-- Start of DATA SHOWN --
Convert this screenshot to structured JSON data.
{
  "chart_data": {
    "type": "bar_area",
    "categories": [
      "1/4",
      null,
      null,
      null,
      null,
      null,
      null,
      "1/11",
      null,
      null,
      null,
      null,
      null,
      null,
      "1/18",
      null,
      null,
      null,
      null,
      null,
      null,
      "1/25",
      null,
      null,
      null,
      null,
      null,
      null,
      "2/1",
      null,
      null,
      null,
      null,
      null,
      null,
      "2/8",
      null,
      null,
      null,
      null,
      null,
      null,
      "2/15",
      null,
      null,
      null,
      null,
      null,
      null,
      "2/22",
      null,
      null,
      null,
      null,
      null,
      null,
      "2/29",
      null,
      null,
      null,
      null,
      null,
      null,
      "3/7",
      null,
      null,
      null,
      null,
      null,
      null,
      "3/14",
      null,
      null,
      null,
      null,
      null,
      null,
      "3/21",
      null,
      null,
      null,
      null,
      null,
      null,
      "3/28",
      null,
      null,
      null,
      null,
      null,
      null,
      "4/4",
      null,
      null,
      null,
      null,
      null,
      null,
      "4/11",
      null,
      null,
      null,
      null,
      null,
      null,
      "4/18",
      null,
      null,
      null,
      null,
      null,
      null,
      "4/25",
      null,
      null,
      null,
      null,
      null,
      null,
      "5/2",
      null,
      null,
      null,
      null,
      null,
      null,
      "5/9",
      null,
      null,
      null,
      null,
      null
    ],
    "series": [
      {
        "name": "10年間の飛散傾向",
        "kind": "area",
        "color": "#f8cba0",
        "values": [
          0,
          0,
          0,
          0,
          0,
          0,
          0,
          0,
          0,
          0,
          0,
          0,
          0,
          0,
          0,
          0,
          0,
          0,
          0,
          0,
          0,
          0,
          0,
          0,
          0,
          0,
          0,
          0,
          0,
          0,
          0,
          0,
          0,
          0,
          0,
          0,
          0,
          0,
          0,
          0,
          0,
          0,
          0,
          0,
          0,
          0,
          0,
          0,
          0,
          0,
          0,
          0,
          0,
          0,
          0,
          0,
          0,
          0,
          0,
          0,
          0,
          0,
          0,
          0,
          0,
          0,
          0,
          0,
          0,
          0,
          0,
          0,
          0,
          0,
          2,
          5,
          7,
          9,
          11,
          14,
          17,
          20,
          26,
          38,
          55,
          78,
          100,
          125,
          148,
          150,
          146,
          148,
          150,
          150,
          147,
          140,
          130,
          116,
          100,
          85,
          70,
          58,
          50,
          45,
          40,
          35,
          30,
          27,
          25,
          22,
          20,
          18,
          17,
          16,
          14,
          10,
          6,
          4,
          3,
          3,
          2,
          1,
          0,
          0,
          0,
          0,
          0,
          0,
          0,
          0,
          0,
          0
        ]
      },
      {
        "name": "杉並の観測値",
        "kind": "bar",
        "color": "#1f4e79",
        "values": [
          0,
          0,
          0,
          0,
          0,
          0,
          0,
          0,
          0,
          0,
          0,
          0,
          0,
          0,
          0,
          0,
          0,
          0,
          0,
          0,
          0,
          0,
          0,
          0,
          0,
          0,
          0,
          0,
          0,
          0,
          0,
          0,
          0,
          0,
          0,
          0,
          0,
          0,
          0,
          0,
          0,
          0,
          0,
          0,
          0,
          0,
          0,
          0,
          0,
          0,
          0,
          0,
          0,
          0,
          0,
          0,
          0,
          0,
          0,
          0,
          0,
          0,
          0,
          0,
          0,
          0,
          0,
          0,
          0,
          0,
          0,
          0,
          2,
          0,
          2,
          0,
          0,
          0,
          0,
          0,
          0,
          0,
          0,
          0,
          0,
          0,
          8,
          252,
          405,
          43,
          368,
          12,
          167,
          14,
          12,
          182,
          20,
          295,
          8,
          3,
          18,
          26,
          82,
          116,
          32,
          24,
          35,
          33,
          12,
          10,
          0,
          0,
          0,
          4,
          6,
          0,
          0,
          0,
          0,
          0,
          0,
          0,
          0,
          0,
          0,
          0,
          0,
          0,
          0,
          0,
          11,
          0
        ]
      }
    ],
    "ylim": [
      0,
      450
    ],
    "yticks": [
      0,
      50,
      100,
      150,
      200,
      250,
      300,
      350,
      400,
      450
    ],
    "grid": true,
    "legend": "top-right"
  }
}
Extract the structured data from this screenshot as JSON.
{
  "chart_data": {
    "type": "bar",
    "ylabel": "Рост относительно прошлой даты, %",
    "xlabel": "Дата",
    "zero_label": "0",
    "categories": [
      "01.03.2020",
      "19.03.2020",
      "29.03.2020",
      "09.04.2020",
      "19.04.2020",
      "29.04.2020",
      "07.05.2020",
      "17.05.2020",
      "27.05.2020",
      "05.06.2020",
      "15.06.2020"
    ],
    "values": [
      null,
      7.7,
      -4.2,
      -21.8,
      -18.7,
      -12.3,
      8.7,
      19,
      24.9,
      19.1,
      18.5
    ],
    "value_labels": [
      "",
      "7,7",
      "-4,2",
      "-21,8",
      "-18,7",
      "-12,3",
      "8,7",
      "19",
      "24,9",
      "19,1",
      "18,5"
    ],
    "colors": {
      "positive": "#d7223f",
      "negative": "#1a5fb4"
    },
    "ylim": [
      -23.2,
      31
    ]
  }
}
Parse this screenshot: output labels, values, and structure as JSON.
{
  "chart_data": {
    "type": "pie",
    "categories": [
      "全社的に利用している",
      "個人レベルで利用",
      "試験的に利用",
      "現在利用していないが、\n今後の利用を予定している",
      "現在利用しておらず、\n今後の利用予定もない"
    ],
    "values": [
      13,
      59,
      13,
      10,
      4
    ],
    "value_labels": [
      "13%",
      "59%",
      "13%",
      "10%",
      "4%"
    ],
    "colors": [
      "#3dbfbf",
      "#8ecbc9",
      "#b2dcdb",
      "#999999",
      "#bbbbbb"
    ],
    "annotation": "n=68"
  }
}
-- End of DATA SHOWN --
**EXERCISE:**
Transcribe only the trailing portion of the entries above: the line that contains "Parse this screenshot: output" and each line after it.

**REPLY TO THE TASK:**
Parse this screenshot: output labels, values, and structure as JSON.
{
  "chart_data": {
    "type": "pie",
    "categories": [
      "全社的に利用している",
      "個人レベルで利用",
      "試験的に利用",
      "現在利用していないが、\n今後の利用を予定している",
      "現在利用しておらず、\n今後の利用予定もない"
    ],
    "values": [
      13,
      59,
      13,
      10,
      4
    ],
    "value_labels": [
      "13%",
      "59%",
      "13%",
      "10%",
      "4%"
    ],
    "colors": [
      "#3dbfbf",
      "#8ecbc9",
      "#b2dcdb",
      "#999999",
      "#bbbbbb"
    ],
    "annotation": "n=68"
  }
}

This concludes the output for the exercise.